DATA PROVIDED:
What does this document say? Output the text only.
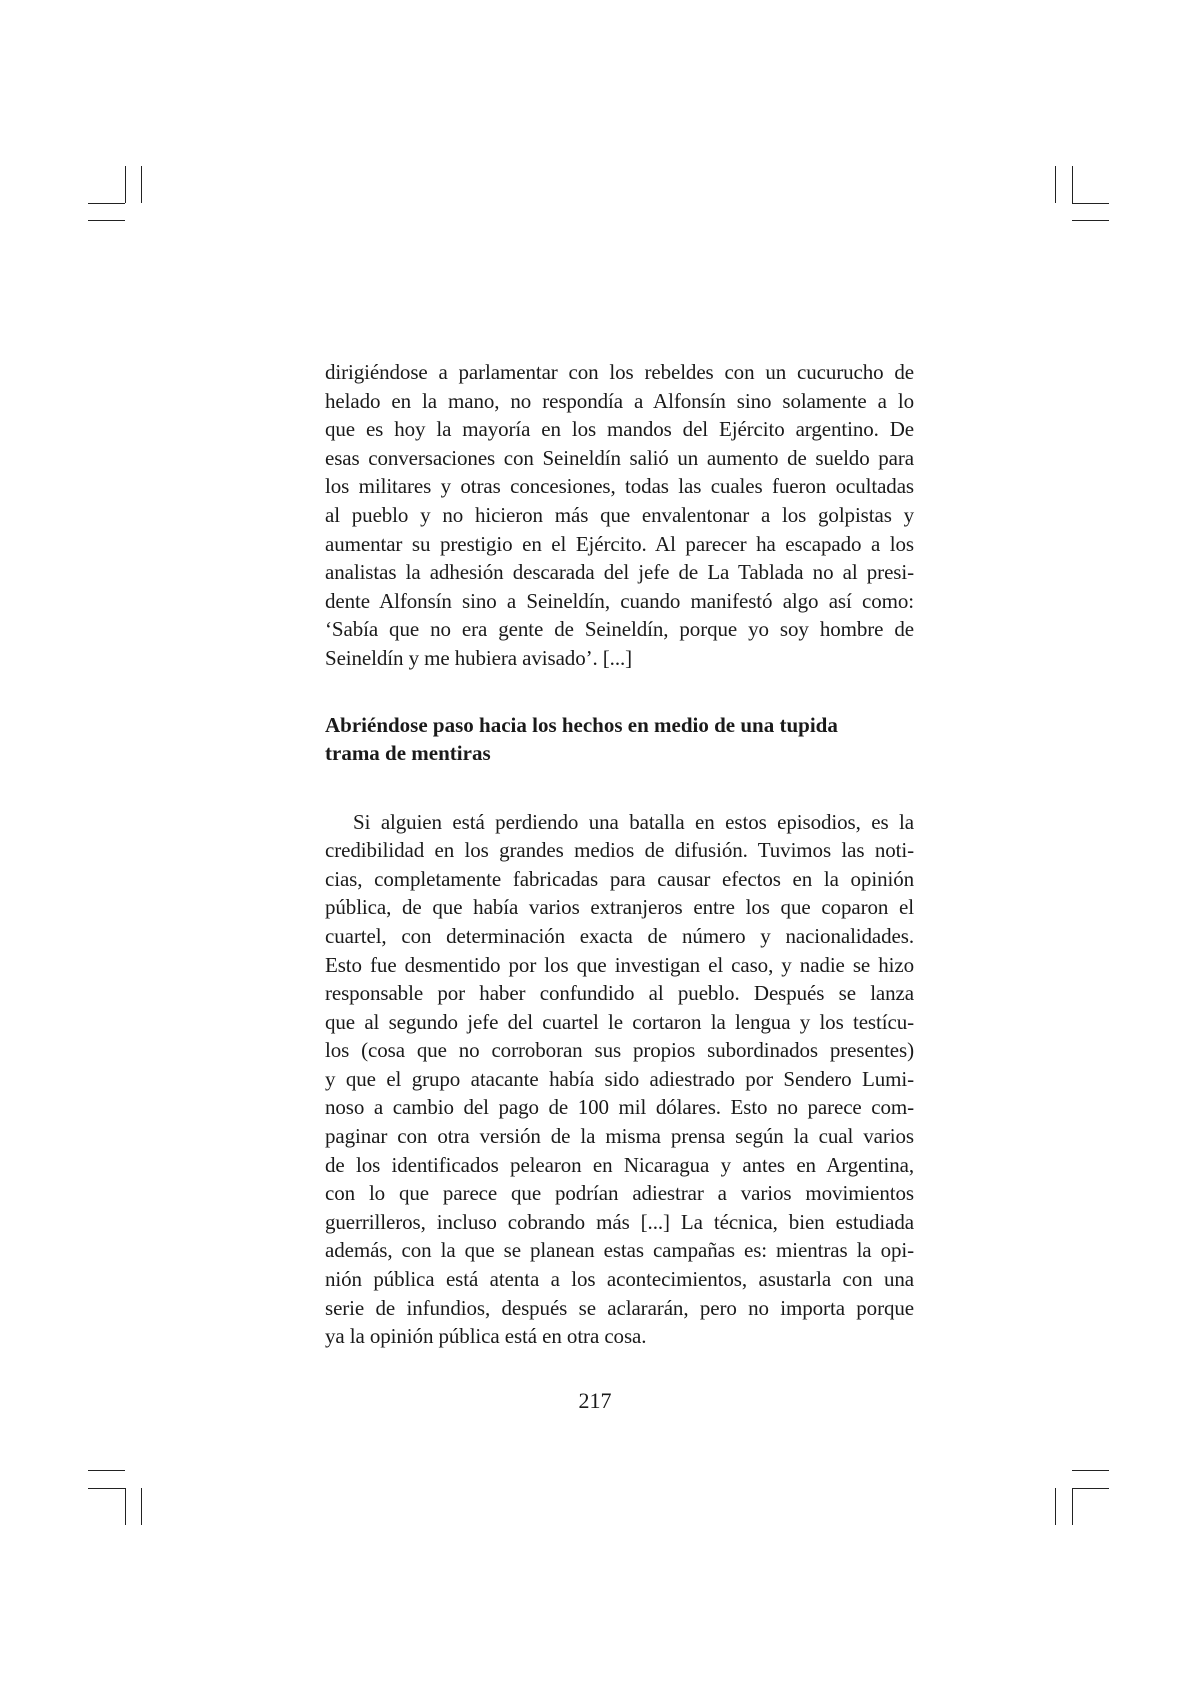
dirigiéndose a parlamentar con los rebeldes con un cucurucho de
helado en la mano, no respondía a Alfonsín sino solamente a lo
que es hoy la mayoría en los mandos del Ejército argentino. De
esas conversaciones con Seineldín salió un aumento de sueldo para
los militares y otras concesiones, todas las cuales fueron ocultadas
al pueblo y no hicieron más que envalentonar a los golpistas y
aumentar su prestigio en el Ejército. Al parecer ha escapado a los
analistas la adhesión descarada del jefe de La Tablada no al presi-
dente Alfonsín sino a Seineldín, cuando manifestó algo así como:
‘Sabía que no era gente de Seineldín, porque yo soy hombre de
Seineldín y me hubiera avisado’. [...]

Abriéndose paso hacia los hechos en medio de una tupida
trama de mentiras

Si alguien está perdiendo una batalla en estos episodios, es la
credibilidad en los grandes medios de difusión. Tuvimos las noti-
cias, completamente fabricadas para causar efectos en la opinión
pública, de que había varios extranjeros entre los que coparon el
cuartel, con determinación exacta de número y nacionalidades.
Esto fue desmentido por los que investigan el caso, y nadie se hizo
responsable por haber confundido al pueblo. Después se lanza
que al segundo jefe del cuartel le cortaron la lengua y los testícu-
los (cosa que no corroboran sus propios subordinados presentes)
y que el grupo atacante había sido adiestrado por Sendero Lumi-
noso a cambio del pago de 100 mil dólares. Esto no parece com-
paginar con otra versión de la misma prensa según la cual varios
de los identificados pelearon en Nicaragua y antes en Argentina,
con lo que parece que podrían adiestrar a varios movimientos
guerrilleros, incluso cobrando más [...] La técnica, bien estudiada
además, con la que se planean estas campañas es: mientras la opi-
nión pública está atenta a los acontecimientos, asustarla con una
serie de infundios, después se aclararán, pero no importa porque
ya la opinión pública está en otra cosa.

217
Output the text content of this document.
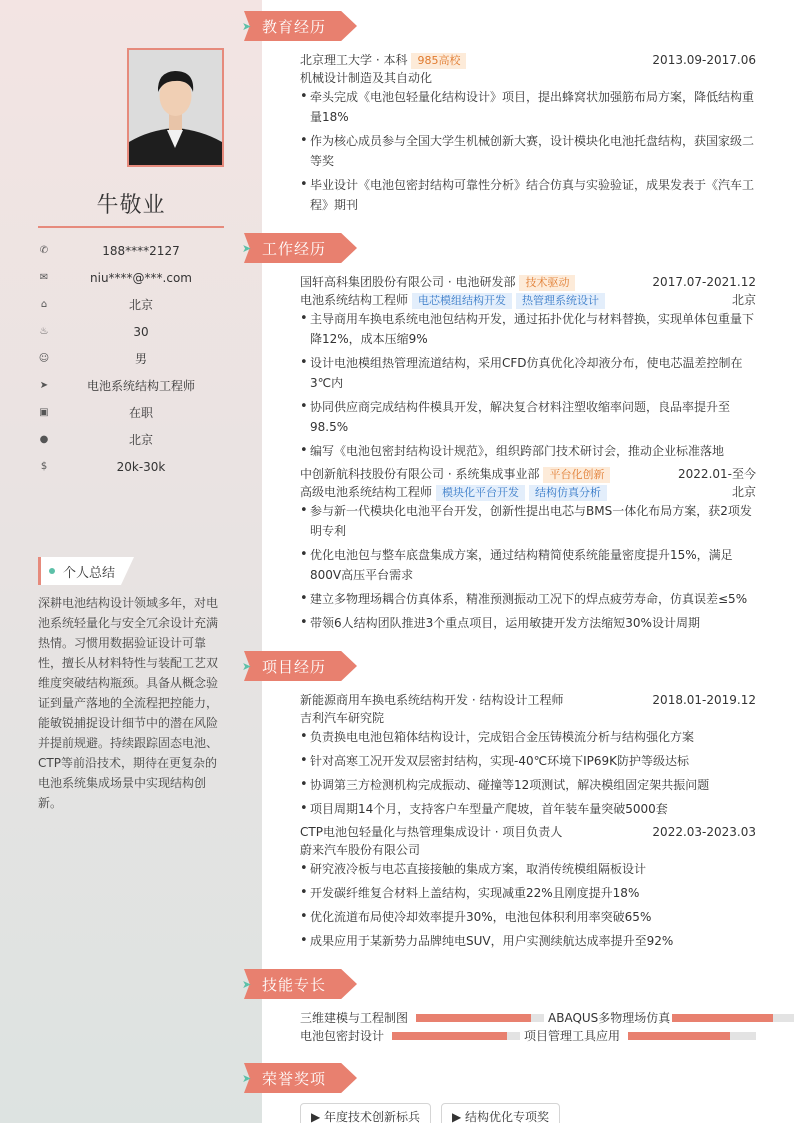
牛敬业
✆	188****2127
✉	niu****@***.com
⌂	北京
♨	30
☺	男
➤	电池系统结构工程师
▣	在职
●	北京
$	20k-30k
个人总结
深耕电池结构设计领域多年，对电池系统轻量化与安全冗余设计充满热情。习惯用数据验证设计可靠性，擅长从材料特性与装配工艺双维度突破结构瓶颈。具备从概念验证到量产落地的全流程把控能力，能敏锐捕捉设计细节中的潜在风险并提前规避。持续跟踪固态电池、CTP等前沿技术，期待在更复杂的电池系统集成场景中实现结构创新。
➤ 教育经历
北京理工大学 · 本科 985高校	2013.09-2017.06
机械设计制造及其自动化
• 牵头完成《电池包轻量化结构设计》项目，提出蜂窝状加强筋布局方案，降低结构重量18%
• 作为核心成员参与全国大学生机械创新大赛，设计模块化电池托盘结构，获国家级二等奖
• 毕业设计《电池包密封结构可靠性分析》结合仿真与实验验证，成果发表于《汽车工程》期刊
➤ 工作经历
国轩高科集团股份有限公司 · 电池研发部 技术驱动	2017.07-2021.12
电池系统结构工程师 电芯模组结构开发 热管理系统设计	北京
• 主导商用车换电系统电池包结构开发，通过拓扑优化与材料替换，实现单体包重量下降12%，成本压缩9%
• 设计电池模组热管理流道结构，采用CFD仿真优化冷却液分布，使电芯温差控制在3℃内
• 协同供应商完成结构件模具开发，解决复合材料注塑收缩率问题，良品率提升至98.5%
• 编写《电池包密封结构设计规范》，组织跨部门技术研讨会，推动企业标准落地
中创新航科技股份有限公司 · 系统集成事业部 平台化创新	2022.01-至今
高级电池系统结构工程师 模块化平台开发 结构仿真分析	北京
• 参与新一代模块化电池平台开发，创新性提出电芯与BMS一体化布局方案，获2项发明专利
• 优化电池包与整车底盘集成方案，通过结构精简使系统能量密度提升15%，满足800V高压平台需求
• 建立多物理场耦合仿真体系，精准预测振动工况下的焊点疲劳寿命，仿真误差≤5%
• 带领6人结构团队推进3个重点项目，运用敏捷开发方法缩短30%设计周期
➤ 项目经历
新能源商用车换电系统结构开发 · 结构设计工程师	2018.01-2019.12
吉利汽车研究院
• 负责换电电池包箱体结构设计，完成铝合金压铸模流分析与结构强化方案
• 针对高寒工况开发双层密封结构，实现-40℃环境下IP69K防护等级达标
• 协调第三方检测机构完成振动、碰撞等12项测试，解决模组固定架共振问题
• 项目周期14个月，支持客户车型量产爬坡，首年装车量突破5000套
CTP电池包轻量化与热管理集成设计 · 项目负责人	2022.03-2023.03
蔚来汽车股份有限公司
• 研究液冷板与电芯直接接触的集成方案，取消传统模组隔板设计
• 开发碳纤维复合材料上盖结构，实现减重22%且刚度提升18%
• 优化流道布局使冷却效率提升30%，电池包体积利用率突破65%
• 成果应用于某新势力品牌纯电SUV，用户实测续航达成率提升至92%
➤ 技能专长
三维建模与工程制图	ABAQUS多物理场仿真
电池包密封设计	项目管理工具应用
➤ 荣誉奖项
▶ 年度技术创新标兵	▶ 结构优化专项奖
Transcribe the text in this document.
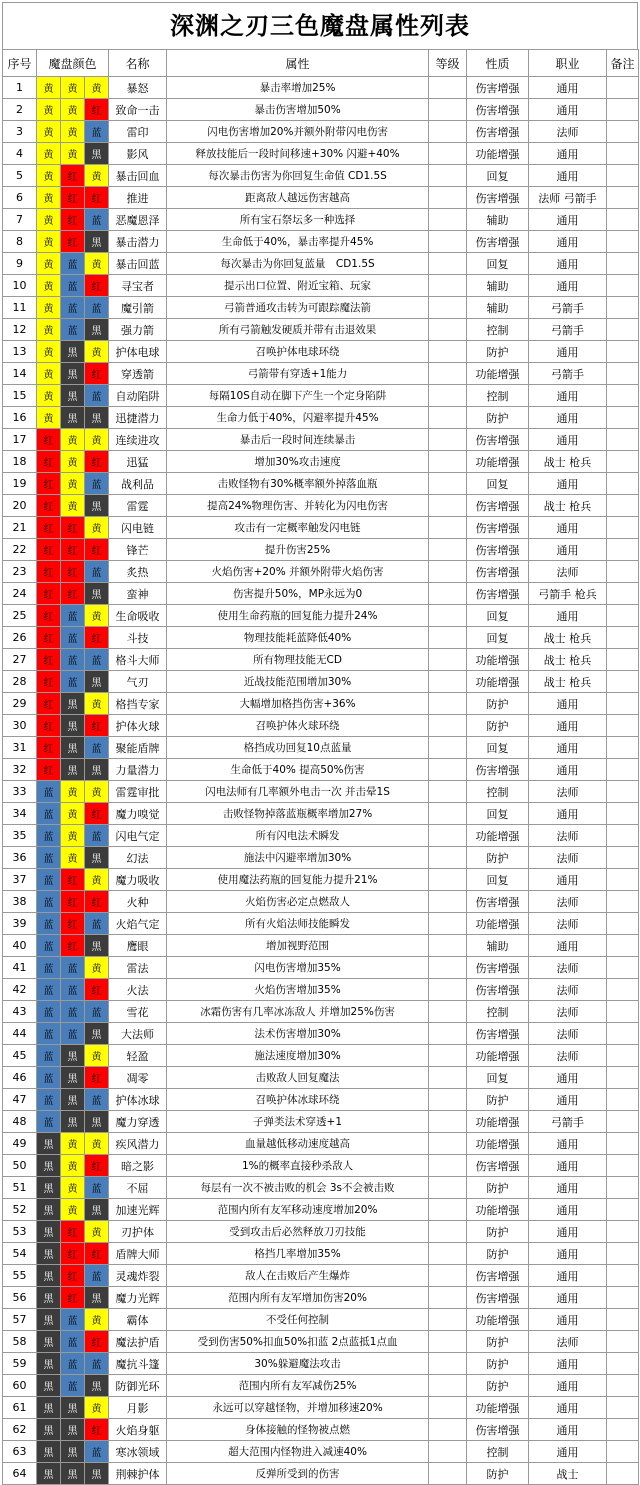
深渊之刃三色魔盘属性列表
序号	魔盘颜色			名称	属性	等级	性质	职业	备注
1	黄	黄	黄	暴怒	暴击率增加25%		伤害增强	通用	
2	黄	黄	红	致命一击	暴击伤害增加50%		伤害增强	通用	
3	黄	黄	蓝	雷印	闪电伤害增加20%并额外附带闪电伤害		伤害增强	法师	
4	黄	黄	黑	影风	释放技能后一段时间移速+30% 闪避+40%		功能增强	通用	
5	黄	红	黄	暴击回血	每次暴击伤害为你回复生命值 CD1.5S		回复	通用	
6	黄	红	红	推进	距离敌人越远伤害越高		伤害增强	法师 弓箭手	
7	黄	红	蓝	恶魔恩泽	所有宝石祭坛多一种选择		辅助	通用	
8	黄	红	黑	暴击潜力	生命低于40%，暴击率提升45%		伤害增强	通用	
9	黄	蓝	黄	暴击回蓝	每次暴击为你回复蓝量　CD1.5S		回复	通用	
10	黄	蓝	红	寻宝者	提示出口位置、附近宝箱、玩家		辅助	通用	
11	黄	蓝	蓝	魔引箭	弓箭普通攻击转为可跟踪魔法箭		辅助	弓箭手	
12	黄	蓝	黑	强力箭	所有弓箭触发硬质并带有击退效果		控制	弓箭手	
13	黄	黑	黄	护体电球	召唤护体电球环绕		防护	通用	
14	黄	黑	红	穿透箭	弓箭带有穿透+1能力		功能增强	弓箭手	
15	黄	黑	蓝	自动陷阱	每隔10S自动在脚下产生一个定身陷阱		控制	通用	
16	黄	黑	黑	迅捷潜力	生命力低于40%，闪避率提升45%		防护	通用	
17	红	黄	黄	连续进攻	暴击后一段时间连续暴击		伤害增强	通用	
18	红	黄	红	迅猛	增加30%攻击速度		功能增强	战士 枪兵	
19	红	黄	蓝	战利品	击败怪物有30%概率额外掉落血瓶		回复	通用	
20	红	黄	黑	雷霆	提高24%物理伤害、并转化为闪电伤害		伤害增强	战士 枪兵	
21	红	红	黄	闪电链	攻击有一定概率触发闪电链		伤害增强	通用	
22	红	红	红	锋芒	提升伤害25%		伤害增强	通用	
23	红	红	蓝	炙热	火焰伤害+20% 并额外附带火焰伤害		伤害增强	法师	
24	红	红	黑	蛮神	伤害提升50%，MP永远为0		伤害增强	弓箭手 枪兵	
25	红	蓝	黄	生命吸收	使用生命药瓶的回复能力提升24%		回复	通用	
26	红	蓝	红	斗技	物理技能耗蓝降低40%		回复	战士 枪兵	
27	红	蓝	蓝	格斗大师	所有物理技能无CD		功能增强	战士 枪兵	
28	红	蓝	黑	气刃	近战技能范围增加30%		功能增强	战士 枪兵	
29	红	黑	黄	格挡专家	大幅增加格挡伤害+36%		防护	通用	
30	红	黑	红	护体火球	召唤护体火球环绕		防护	通用	
31	红	黑	蓝	聚能盾牌	格挡成功回复10点蓝量		回复	通用	
32	红	黑	黑	力量潜力	生命低于40% 提高50%伤害		伤害增强	通用	
33	蓝	黄	黄	雷霆审批	闪电法师有几率额外电击一次 并击晕1S		控制	法师	
34	蓝	黄	红	魔力嗅觉	击败怪物掉落蓝瓶概率增加27%		回复	通用	
35	蓝	黄	蓝	闪电气定	所有闪电法术瞬发		功能增强	法师	
36	蓝	黄	黑	幻法	施法中闪避率增加30%		防护	法师	
37	蓝	红	黄	魔力吸收	使用魔法药瓶的回复能力提升21%		回复	通用	
38	蓝	红	红	火种	火焰伤害必定点燃敌人		伤害增强	法师	
39	蓝	红	蓝	火焰气定	所有火焰法师技能瞬发		功能增强	法师	
40	蓝	红	黑	鹰眼	增加视野范围		辅助	通用	
41	蓝	蓝	黄	雷法	闪电伤害增加35%		伤害增强	法师	
42	蓝	蓝	红	火法	火焰伤害增加35%		伤害增强	法师	
43	蓝	蓝	蓝	雪花	冰霜伤害有几率冰冻敌人 并增加25%伤害		控制	法师	
44	蓝	蓝	黑	大法师	法术伤害增加30%		伤害增强	法师	
45	蓝	黑	黄	轻盈	施法速度增加30%		功能增强	法师	
46	蓝	黑	红	凋零	击败敌人回复魔法		回复	通用	
47	蓝	黑	蓝	护体冰球	召唤护体冰球环绕		防护	通用	
48	蓝	黑	黑	魔力穿透	子弹类法术穿透+1		功能增强	弓箭手	
49	黑	黄	黄	疾风潜力	血量越低移动速度越高		功能增强	通用	
50	黑	黄	红	暗之影	1%的概率直接秒杀敌人		伤害增强	通用	
51	黑	黄	蓝	不屈	每层有一次不被击败的机会 3s不会被击败		防护	通用	
52	黑	黄	黑	加速光辉	范围内所有友军移动速度增加20%		功能增强	通用	
53	黑	红	黄	刃护体	受到攻击后必然释放刀刃技能		防护	通用	
54	黑	红	红	盾牌大师	格挡几率增加35%		防护	通用	
55	黑	红	蓝	灵魂炸裂	敌人在击败后产生爆炸		伤害增强	通用	
56	黑	红	黑	魔力光辉	范围内所有友军增加伤害20%		伤害增强	通用	
57	黑	蓝	黄	霸体	不受任何控制		功能增强	通用	
58	黑	蓝	红	魔法护盾	受到伤害50%扣血50%扣蓝 2点蓝抵1点血		防护	法师	
59	黑	蓝	蓝	魔抗斗篷	30%躲避魔法攻击		防护	通用	
60	黑	蓝	黑	防御光环	范围内所有友军减伤25%		防护	通用	
61	黑	黑	黄	月影	永远可以穿越怪物，并增加移速20%		功能增强	通用	
62	黑	黑	红	火焰身躯	身体接触的怪物被点燃		伤害增强	通用	
63	黑	黑	蓝	寒冰领域	超大范围内怪物进入减速40%		控制	通用	
64	黑	黑	黑	荆棘护体	反弹所受到的伤害		防护	战士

GOAL OF THE EXERCISE: Every line in the data that holds "this" should be copied out.

SOLVED PROBLEM:
What does this document say? Output the text only.
Output the text content of this document.
Transcribe the text in this document.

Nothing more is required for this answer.